:: EXTRACT

Sun hemp (Crotalaria juncea)

It is a vigorous growing green manure crop, which can be incorporated at 10 weeks after sowing. It does not withstand water logging. The seed rate is 25-35 kg/ha. The green matter yield is 15-20 t/ha. Quantity of nitrogen fixed by the crop is 75-80 kg/ha.

Dhaincha (Sesbania aculeata and S. rostrata)

Sesbania aculeata

It is a quick growing succulent green manure crop, which can be incorporated at about 8 to 10 weeks after sowing. This crop adapts to varying conditions of soil and climate. It can be grown even under adverse conditions of drought, water logging, salinity etc. Recommended seed rate is 20 to 25 kg per ha. The green matter yield is 10-20 tonnes per ha. Quantity of nitrogen fixed is 75 to 80 kg per ha.

Sesbania rostrata

It is a green manure crop, which has nodules both on the stem and root. It thrives well under waterlogged condition. The normal seed rate is 30 to 40 kg per ha. To get early, uniform germination and vigorous seedlings, seeds have to be scarified with concentrated sulphuric acid for 15 minutes and then washed thoroughly with fresh water and sown immediately. A green matter yield of 15 to 20 t/ha equivalent to 150-180 kg N/ha is obtained within a period of 8 to 10 weeks.

Wild indigo or kolingi (Tephrosia purpurea)

It is a slow growing green manure crop. It is not grazed by cattle and is suitable for light soils. It resists drought but does not withstand water stagnation. The seed have a waxy, impermeable hard seed coat and do not quickly germinate. To hasten germination, the seeds are to be abraded with sand or steeped in hot water at 55øC for two to three minutes. The seed rate is 20-25 kg/ha and the green matter yield varies from 8 to 10 t/ha. When kolingi is sown in an area for two or three seasons continuously, scattered seeds will give rise to volunteer plants and there is no need for further sowing.

Indigo / Bengal indigo (Indigofera tinctoria)

Indigo resembles kolingi, but has a more leafy habit. It shows resistance to drought.

Better yield is obtained when two irrigations are given and when grown in clayey soil. Seed rate is 20 kg/ha. Green matter production is 8-10 t/ha.

Gliricidia (Gliricidia maculata)

It is a shrub, which takes up a tree habit under favourable conditions of soil and climate. For green leaf purposes, the shrub should be kept low by pruning or lopping at a height of 2-3 m. The shrub can be pruned two or three times a year and it withstands repeated lopping. With in two years after planting, the plants are ready for lopping. Each plant gives five to ten kg of green leaves annually.

Subabool (Leucaena leucocephala)

This species, a native of Central America, occurs as a branched shrub. It is a promising forage tree crop, the leaves of which contain about 3-4% of N. Leucaena fixes about 500-600 kg N /ha per year.

Cassia (Cassia auriculata)

Propagated by seeds. During flowering tree is topped (stem and branches cut) and loppings used for green leaf manuring.

::::
:: MATERIAL PROVIDED

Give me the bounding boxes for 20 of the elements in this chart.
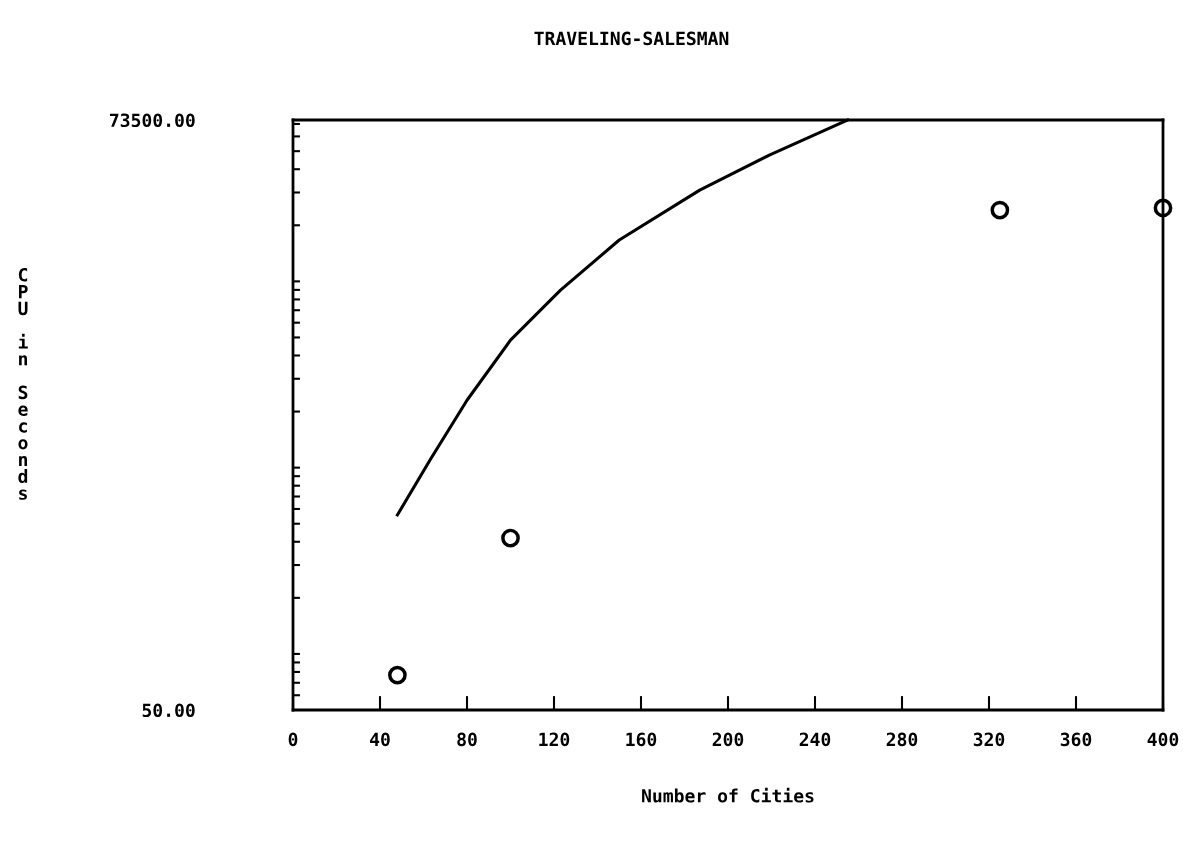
chart-title: TRAVELING-SALESMAN xyxy=(534,31,729,46)
y-tick-label: 50.00 xyxy=(142,703,195,718)
x-tick-label: 400 xyxy=(1147,732,1179,747)
x-tick-label: 280 xyxy=(886,732,918,747)
point xyxy=(990,200,1010,220)
x-tick-label: 160 xyxy=(626,732,657,747)
x-tick-label: 0 xyxy=(288,732,298,747)
point xyxy=(388,665,407,685)
x-tick-label: 80 xyxy=(457,732,477,747)
point xyxy=(501,528,520,548)
x-axis-title: Number of Cities xyxy=(642,787,814,803)
x-tick-label: 200 xyxy=(712,732,744,747)
text: CPU in Seconds xyxy=(18,267,28,500)
point xyxy=(1153,198,1173,218)
x-tick-label: 120 xyxy=(539,732,570,747)
x-tick-label: 320 xyxy=(973,732,1005,747)
x-tick-label: 240 xyxy=(799,732,831,747)
y-tick-label: 73500.00 xyxy=(110,113,195,128)
x-tick-label: 360 xyxy=(1060,732,1092,747)
x-tick-label: 40 xyxy=(370,732,390,747)
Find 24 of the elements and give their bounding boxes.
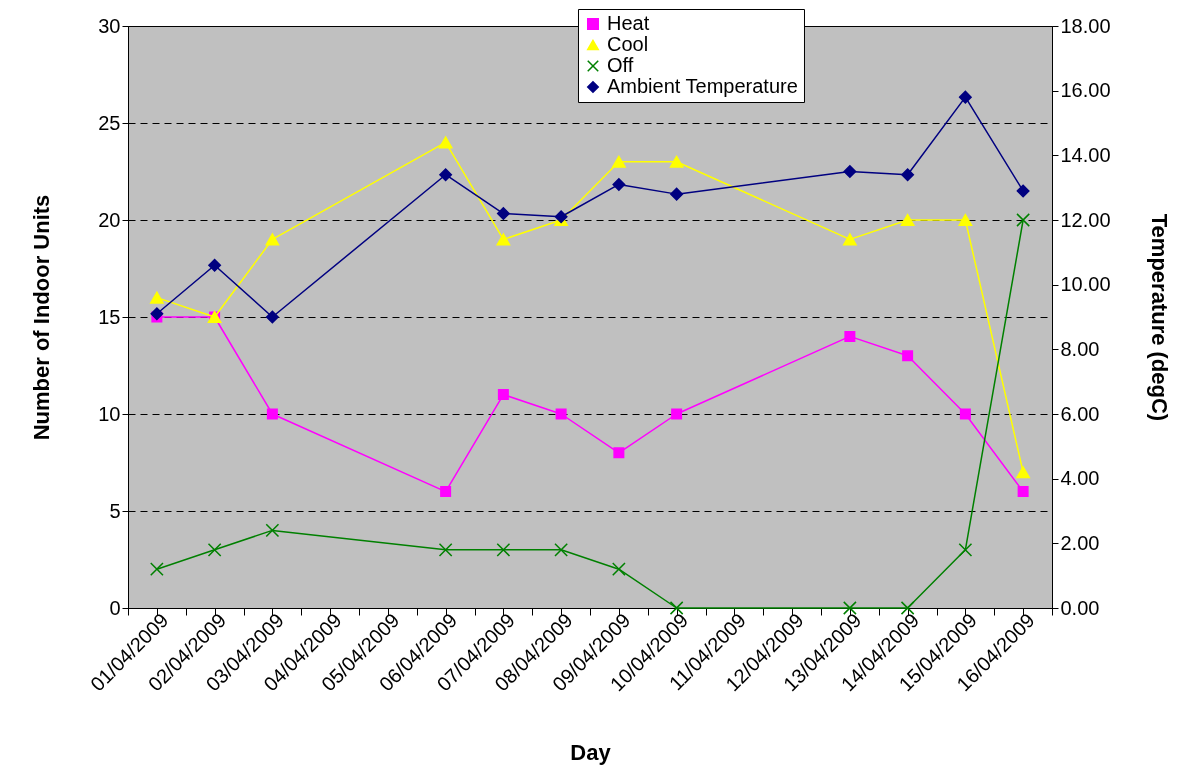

::::

# [WORK TO DO]
Reproduce word for word everything in the green manure text from "Gliricidia (Gliricidia maculata)" down to "green leaves annually.". The rows are separate material, apart from the green manure text.

# [SOLUTION TO THE PROBLEM]
Gliricidia (Gliricidia maculata)

It is a shrub, which takes up a tree habit under favourable conditions of soil and climate. For green leaf purposes, the shrub should be kept low by pruning or lopping at a height of 2-3 m. The shrub can be pruned two or three times a year and it withstands repeated lopping. With in two years after planting, the plants are ready for lopping. Each plant gives five to ten kg of green leaves annually.